Structured figure records:
----

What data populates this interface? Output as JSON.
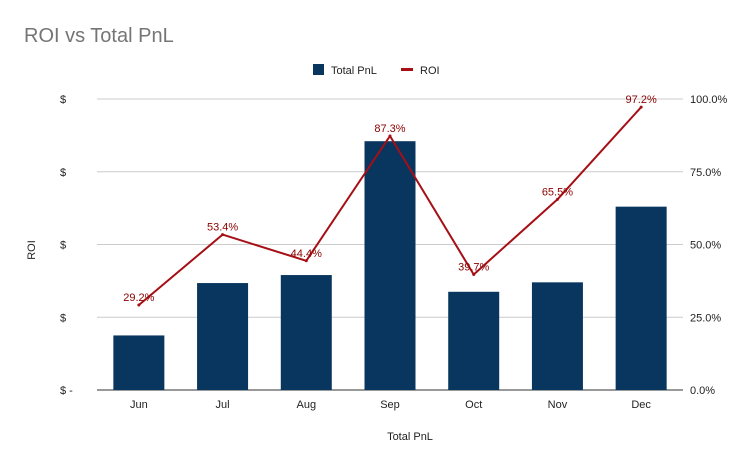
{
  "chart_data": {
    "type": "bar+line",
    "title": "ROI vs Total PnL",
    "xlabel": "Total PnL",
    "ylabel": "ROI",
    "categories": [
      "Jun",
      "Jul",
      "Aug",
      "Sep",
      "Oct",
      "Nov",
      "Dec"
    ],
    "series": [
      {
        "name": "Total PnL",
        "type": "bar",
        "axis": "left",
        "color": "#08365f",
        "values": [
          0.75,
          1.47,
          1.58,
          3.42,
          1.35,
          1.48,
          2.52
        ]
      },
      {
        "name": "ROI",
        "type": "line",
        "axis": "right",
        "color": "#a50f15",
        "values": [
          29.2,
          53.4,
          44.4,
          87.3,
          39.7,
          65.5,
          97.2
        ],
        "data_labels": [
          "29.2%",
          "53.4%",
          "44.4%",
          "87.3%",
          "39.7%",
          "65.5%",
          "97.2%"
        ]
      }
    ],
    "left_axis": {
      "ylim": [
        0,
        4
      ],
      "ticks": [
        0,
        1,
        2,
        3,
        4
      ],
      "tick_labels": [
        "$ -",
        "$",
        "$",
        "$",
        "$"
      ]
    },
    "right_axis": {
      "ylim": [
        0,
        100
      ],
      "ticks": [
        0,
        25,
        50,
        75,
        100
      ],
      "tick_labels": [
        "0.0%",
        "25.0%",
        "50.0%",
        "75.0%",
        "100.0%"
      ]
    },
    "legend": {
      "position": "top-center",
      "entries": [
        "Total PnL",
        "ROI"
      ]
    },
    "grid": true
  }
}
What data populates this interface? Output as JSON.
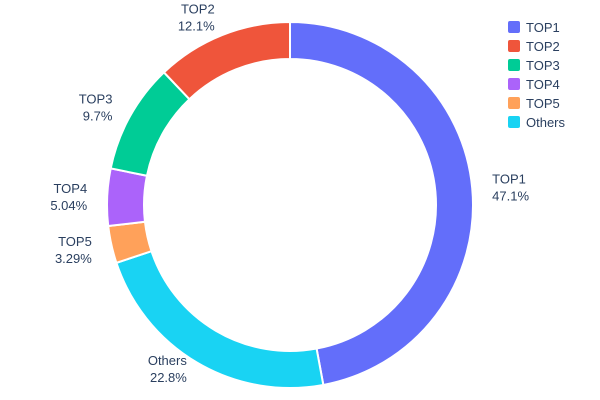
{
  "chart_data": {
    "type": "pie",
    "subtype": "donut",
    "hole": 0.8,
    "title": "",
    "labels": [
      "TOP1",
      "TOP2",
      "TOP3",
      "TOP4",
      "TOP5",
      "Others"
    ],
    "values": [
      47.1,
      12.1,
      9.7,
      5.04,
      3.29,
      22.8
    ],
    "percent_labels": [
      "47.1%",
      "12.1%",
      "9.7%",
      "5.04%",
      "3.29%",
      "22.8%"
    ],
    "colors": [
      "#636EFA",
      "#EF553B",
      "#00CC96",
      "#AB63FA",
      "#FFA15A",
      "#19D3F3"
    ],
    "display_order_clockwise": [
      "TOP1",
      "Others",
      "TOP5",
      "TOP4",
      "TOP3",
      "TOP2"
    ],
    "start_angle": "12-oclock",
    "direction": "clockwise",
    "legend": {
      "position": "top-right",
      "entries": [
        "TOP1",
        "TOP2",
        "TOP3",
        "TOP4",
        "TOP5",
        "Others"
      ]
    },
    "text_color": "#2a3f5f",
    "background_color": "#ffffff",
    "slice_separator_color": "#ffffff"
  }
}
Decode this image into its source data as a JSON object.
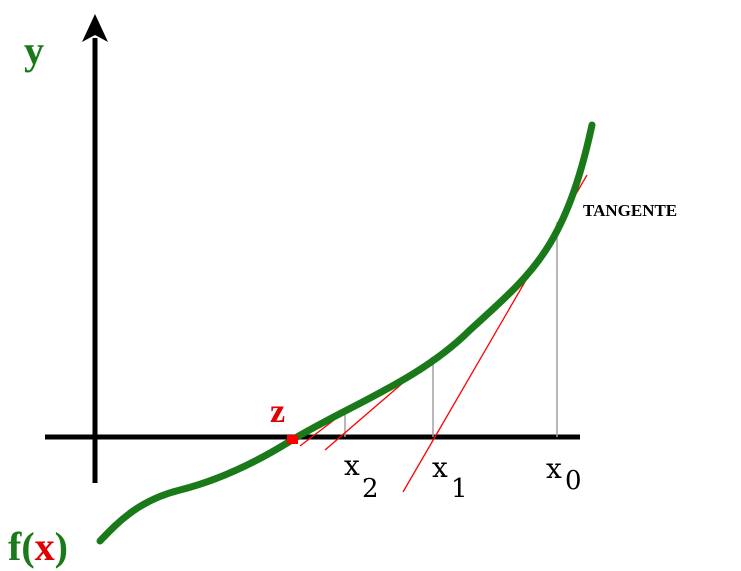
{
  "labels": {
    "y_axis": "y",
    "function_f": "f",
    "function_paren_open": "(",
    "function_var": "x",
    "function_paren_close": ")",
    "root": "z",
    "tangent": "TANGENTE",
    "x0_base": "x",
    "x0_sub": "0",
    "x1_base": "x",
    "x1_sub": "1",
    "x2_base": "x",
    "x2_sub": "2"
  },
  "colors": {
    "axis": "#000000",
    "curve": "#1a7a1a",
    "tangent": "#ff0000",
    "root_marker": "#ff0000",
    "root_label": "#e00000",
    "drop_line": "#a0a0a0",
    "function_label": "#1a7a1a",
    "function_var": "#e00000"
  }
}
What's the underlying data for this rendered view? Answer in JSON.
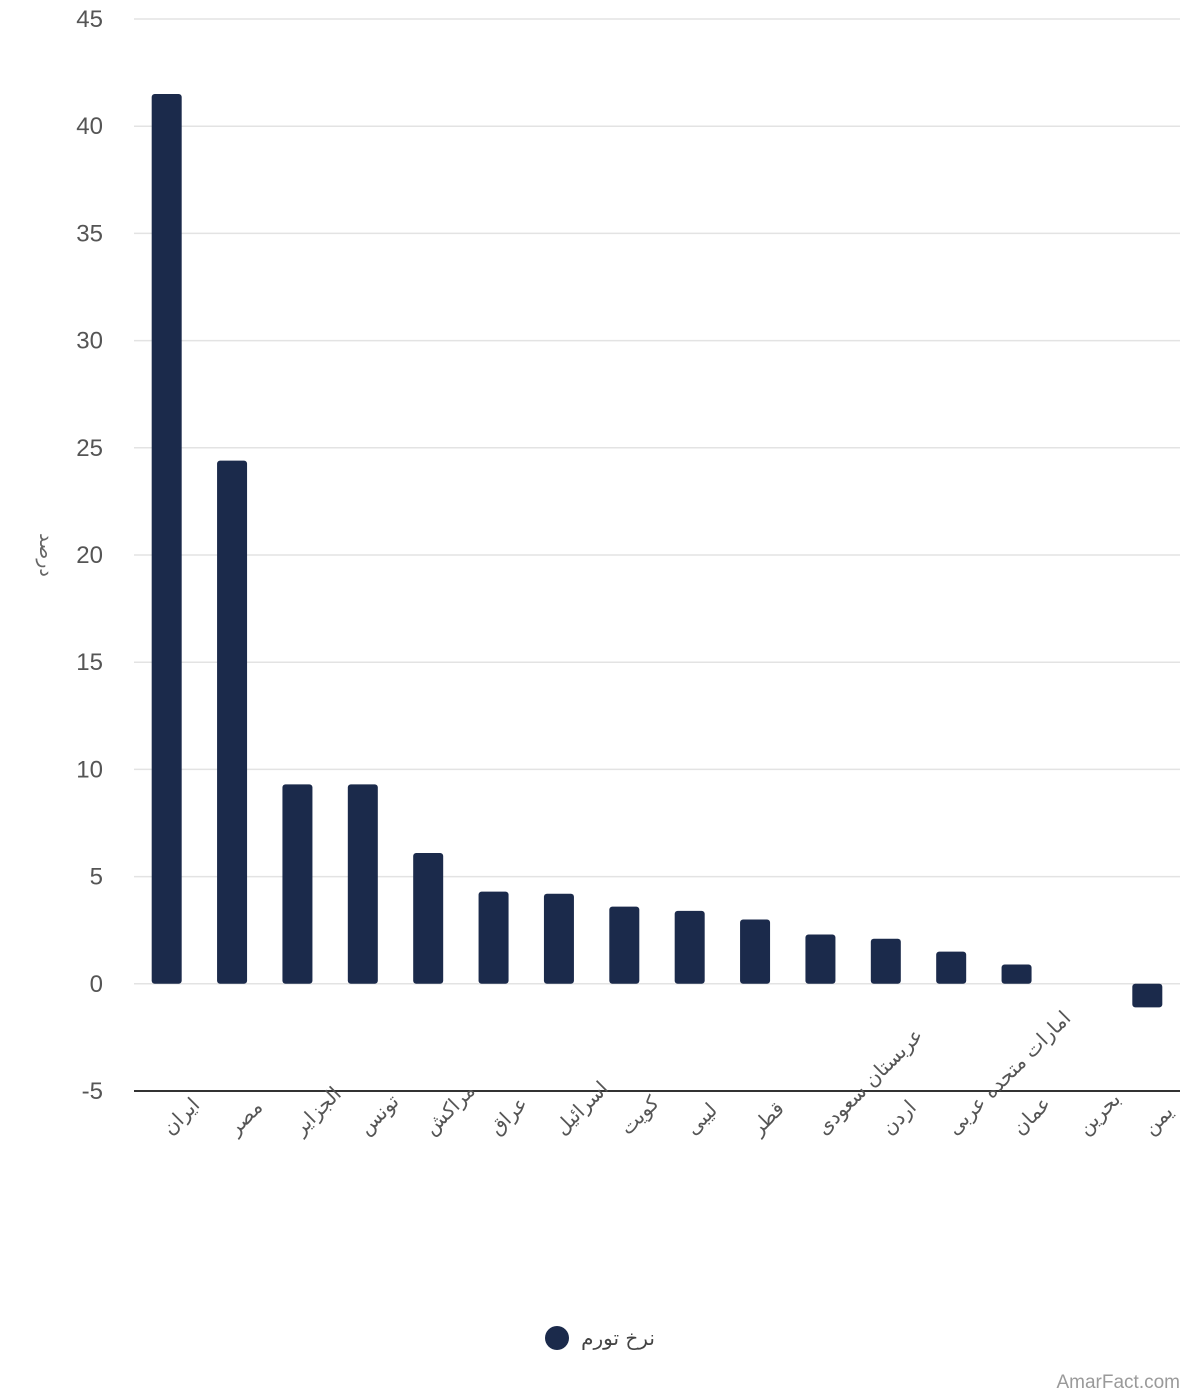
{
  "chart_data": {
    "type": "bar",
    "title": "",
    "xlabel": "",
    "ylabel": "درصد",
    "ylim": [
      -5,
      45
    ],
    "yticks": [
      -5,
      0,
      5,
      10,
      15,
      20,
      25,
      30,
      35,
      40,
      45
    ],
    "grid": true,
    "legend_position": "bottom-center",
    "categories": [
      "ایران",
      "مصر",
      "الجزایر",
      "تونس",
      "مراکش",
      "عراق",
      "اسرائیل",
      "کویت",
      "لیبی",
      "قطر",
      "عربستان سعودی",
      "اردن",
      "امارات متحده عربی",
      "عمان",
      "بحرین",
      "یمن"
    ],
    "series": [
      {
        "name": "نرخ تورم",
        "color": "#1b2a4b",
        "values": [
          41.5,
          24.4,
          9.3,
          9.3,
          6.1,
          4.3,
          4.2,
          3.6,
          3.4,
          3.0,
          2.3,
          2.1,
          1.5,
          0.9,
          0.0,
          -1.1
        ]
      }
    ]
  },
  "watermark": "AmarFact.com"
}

----

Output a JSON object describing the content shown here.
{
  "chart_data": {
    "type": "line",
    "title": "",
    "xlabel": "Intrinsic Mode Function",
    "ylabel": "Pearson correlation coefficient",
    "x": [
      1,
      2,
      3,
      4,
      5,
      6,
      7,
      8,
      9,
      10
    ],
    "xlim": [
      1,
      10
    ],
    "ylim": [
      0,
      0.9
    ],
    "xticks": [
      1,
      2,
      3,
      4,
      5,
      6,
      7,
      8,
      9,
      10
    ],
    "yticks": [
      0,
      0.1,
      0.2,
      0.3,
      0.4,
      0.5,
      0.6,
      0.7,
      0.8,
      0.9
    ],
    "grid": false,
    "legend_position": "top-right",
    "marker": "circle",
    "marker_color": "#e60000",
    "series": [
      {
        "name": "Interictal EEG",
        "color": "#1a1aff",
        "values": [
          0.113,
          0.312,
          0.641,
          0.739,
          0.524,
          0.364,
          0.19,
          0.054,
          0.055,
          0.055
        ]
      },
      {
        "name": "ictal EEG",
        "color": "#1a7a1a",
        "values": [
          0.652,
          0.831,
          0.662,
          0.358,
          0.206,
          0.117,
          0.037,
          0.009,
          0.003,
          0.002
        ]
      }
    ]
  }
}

----

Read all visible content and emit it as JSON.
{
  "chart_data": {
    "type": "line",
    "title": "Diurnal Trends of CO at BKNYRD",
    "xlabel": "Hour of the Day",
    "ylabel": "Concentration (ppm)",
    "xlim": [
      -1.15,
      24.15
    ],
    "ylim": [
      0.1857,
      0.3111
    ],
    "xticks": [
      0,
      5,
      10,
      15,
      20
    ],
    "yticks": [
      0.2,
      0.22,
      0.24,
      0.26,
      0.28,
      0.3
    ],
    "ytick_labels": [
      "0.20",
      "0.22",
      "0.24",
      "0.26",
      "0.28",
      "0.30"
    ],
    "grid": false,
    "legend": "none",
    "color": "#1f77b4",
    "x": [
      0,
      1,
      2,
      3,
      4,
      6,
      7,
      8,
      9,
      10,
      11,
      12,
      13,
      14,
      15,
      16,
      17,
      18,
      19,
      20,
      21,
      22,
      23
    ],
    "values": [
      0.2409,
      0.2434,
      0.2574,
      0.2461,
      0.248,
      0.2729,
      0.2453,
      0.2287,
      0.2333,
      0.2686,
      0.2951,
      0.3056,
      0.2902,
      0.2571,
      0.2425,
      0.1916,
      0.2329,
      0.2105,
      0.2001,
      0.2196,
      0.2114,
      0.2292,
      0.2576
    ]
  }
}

----

- _Problem requirements_: From the listing above, return each line with the word "this".

- _Final result_:
What data populates this interface? Output as JSON.
What data populates this interface? Output as JSON.
Decode this image into its source data as a JSON object.
What's the underlying data for this rendered view? Answer in JSON.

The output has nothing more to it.